> **EXERCISE INSTRUCTIONS**: Your task is to copy every line of the entries that contains "this".

> **GIVEN INFORMATION**:
--- START ---

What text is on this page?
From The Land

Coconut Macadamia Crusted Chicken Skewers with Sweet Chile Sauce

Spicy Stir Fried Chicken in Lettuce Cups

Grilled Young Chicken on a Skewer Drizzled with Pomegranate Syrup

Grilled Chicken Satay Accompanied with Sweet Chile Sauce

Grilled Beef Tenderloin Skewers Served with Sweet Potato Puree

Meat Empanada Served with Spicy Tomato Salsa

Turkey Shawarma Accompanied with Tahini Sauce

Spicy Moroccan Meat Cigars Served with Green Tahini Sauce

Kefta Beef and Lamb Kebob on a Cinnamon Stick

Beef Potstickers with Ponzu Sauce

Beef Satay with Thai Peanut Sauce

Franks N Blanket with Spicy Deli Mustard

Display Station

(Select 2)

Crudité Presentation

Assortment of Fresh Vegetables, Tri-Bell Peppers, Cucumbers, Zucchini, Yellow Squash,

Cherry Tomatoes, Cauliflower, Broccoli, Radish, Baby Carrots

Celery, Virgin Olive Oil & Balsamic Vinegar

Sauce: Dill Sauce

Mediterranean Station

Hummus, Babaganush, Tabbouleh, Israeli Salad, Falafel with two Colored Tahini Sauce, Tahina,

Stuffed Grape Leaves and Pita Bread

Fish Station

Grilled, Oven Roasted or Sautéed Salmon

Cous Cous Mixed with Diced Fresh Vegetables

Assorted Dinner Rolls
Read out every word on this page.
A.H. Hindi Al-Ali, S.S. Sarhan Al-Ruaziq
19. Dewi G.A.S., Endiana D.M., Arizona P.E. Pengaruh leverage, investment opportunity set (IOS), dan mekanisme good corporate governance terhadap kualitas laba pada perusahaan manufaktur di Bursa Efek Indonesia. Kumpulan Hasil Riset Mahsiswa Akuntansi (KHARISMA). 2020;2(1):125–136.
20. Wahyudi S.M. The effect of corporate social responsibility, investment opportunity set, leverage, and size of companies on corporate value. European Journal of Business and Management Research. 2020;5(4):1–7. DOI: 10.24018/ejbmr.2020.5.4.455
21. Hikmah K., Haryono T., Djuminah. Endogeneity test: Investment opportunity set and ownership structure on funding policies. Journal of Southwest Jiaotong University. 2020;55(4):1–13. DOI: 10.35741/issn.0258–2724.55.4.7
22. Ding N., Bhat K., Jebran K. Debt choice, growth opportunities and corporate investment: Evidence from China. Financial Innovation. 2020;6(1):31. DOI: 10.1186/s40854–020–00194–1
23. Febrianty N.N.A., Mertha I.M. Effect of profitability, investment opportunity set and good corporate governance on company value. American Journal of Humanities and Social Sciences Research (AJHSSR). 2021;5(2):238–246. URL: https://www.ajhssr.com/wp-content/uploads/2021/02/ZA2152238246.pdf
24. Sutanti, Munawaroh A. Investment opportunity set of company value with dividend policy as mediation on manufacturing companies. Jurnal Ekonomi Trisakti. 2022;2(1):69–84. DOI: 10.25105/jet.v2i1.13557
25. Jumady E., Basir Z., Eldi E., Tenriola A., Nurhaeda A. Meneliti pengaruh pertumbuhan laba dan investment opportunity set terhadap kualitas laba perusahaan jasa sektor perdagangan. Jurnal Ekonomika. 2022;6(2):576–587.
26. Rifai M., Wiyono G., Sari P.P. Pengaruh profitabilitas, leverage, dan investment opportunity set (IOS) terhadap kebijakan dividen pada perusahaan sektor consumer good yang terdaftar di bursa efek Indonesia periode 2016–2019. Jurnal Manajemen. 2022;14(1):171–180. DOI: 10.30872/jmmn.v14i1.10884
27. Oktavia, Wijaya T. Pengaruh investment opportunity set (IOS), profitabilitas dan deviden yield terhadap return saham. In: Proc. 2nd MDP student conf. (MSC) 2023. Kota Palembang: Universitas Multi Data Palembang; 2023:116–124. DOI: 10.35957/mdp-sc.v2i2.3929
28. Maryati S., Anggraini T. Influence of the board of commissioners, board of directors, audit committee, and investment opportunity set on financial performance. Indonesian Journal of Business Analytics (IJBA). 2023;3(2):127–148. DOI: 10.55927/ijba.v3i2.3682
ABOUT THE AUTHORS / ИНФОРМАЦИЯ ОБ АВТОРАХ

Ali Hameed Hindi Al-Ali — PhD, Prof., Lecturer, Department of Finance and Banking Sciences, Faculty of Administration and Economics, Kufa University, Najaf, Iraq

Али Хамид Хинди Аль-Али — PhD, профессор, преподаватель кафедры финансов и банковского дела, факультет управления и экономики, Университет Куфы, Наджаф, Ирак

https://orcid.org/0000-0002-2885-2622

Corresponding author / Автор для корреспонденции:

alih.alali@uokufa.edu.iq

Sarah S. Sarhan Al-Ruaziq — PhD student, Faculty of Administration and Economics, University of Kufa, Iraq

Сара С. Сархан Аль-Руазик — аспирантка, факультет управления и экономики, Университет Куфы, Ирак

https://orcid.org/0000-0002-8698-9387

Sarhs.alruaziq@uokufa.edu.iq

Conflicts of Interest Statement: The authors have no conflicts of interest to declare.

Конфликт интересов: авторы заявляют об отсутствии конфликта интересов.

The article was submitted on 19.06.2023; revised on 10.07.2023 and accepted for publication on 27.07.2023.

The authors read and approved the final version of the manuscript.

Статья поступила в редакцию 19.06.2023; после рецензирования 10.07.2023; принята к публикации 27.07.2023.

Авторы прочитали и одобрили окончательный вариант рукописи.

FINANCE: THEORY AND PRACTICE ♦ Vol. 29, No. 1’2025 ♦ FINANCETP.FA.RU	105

--- END ---

> **SOLVED PROBLEM**:
What text is on this page?
Read out every word on this page.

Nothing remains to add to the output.